## Begin

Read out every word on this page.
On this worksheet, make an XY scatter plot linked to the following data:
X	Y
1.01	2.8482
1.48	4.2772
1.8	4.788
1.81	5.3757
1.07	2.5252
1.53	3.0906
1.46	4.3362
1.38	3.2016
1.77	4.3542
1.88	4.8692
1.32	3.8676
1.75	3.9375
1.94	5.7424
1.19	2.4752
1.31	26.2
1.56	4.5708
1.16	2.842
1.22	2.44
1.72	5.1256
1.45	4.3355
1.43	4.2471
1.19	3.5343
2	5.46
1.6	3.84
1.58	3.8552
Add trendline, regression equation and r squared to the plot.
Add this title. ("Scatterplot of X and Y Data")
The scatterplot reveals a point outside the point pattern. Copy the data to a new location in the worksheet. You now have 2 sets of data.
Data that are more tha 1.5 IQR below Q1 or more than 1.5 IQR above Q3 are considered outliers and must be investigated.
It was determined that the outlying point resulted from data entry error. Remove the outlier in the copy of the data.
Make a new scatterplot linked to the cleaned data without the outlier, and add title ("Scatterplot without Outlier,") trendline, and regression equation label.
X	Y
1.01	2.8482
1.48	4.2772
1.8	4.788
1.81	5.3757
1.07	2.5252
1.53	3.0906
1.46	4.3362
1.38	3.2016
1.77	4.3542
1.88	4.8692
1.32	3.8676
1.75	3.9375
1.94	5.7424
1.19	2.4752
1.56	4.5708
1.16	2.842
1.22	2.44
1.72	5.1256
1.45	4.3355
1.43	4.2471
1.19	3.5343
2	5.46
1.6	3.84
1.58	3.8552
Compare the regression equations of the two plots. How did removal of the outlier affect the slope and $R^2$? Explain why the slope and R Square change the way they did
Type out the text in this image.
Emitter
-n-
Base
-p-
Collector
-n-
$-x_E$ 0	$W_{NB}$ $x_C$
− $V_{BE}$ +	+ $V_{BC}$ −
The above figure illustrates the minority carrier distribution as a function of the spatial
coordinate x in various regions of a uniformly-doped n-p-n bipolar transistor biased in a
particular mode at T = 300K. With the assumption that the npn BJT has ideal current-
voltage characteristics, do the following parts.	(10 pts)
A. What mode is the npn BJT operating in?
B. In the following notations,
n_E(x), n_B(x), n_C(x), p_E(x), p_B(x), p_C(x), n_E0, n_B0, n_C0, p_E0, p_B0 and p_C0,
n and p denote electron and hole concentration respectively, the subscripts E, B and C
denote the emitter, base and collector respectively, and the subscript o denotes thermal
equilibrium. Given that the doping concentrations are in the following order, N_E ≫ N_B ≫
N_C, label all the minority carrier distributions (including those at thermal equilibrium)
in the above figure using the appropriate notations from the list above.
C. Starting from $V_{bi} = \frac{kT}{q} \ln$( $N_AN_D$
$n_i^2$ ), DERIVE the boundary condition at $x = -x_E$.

## End

#### The problem
Every line in the data that holds "this" should be copied out.

#### Correct response
Read out every word on this page.
On this worksheet, make an XY scatter plot linked to the following data:
Add this title. ("Scatterplot of X and Y Data")
Type out the text in this image.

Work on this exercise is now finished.